>> Start
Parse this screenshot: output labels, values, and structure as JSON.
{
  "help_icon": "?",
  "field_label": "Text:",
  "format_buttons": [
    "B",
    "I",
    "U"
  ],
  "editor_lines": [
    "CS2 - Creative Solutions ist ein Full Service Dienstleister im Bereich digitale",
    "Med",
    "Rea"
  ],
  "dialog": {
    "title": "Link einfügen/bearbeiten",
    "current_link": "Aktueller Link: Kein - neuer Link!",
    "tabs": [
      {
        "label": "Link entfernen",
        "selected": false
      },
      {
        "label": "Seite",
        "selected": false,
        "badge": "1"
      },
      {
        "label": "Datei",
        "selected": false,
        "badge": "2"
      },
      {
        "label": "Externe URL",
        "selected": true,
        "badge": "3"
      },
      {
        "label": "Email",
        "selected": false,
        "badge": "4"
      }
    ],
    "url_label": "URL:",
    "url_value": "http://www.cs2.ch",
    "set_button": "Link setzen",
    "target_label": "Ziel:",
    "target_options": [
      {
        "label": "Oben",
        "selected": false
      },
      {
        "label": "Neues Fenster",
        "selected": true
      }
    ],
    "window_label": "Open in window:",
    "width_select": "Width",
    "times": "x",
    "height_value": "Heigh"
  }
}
>> End
Repeat the records exactly, including every line.

Parse this screenshot: output labels, values, and structure as JSON.
{
  "help_icon": "?",
  "field_label": "Text:",
  "format_buttons": [
    "B",
    "I",
    "U"
  ],
  "editor_lines": [
    "CS2 - Creative Solutions ist ein Full Service Dienstleister im Bereich digitale",
    "Med",
    "Rea"
  ],
  "dialog": {
    "title": "Link einfügen/bearbeiten",
    "current_link": "Aktueller Link: Kein - neuer Link!",
    "tabs": [
      {
        "label": "Link entfernen",
        "selected": false
      },
      {
        "label": "Seite",
        "selected": false,
        "badge": "1"
      },
      {
        "label": "Datei",
        "selected": false,
        "badge": "2"
      },
      {
        "label": "Externe URL",
        "selected": true,
        "badge": "3"
      },
      {
        "label": "Email",
        "selected": false,
        "badge": "4"
      }
    ],
    "url_label": "URL:",
    "url_value": "http://www.cs2.ch",
    "set_button": "Link setzen",
    "target_label": "Ziel:",
    "target_options": [
      {
        "label": "Oben",
        "selected": false
      },
      {
        "label": "Neues Fenster",
        "selected": true
      }
    ],
    "window_label": "Open in window:",
    "width_select": "Width",
    "times": "x",
    "height_value": "Heigh"
  }
}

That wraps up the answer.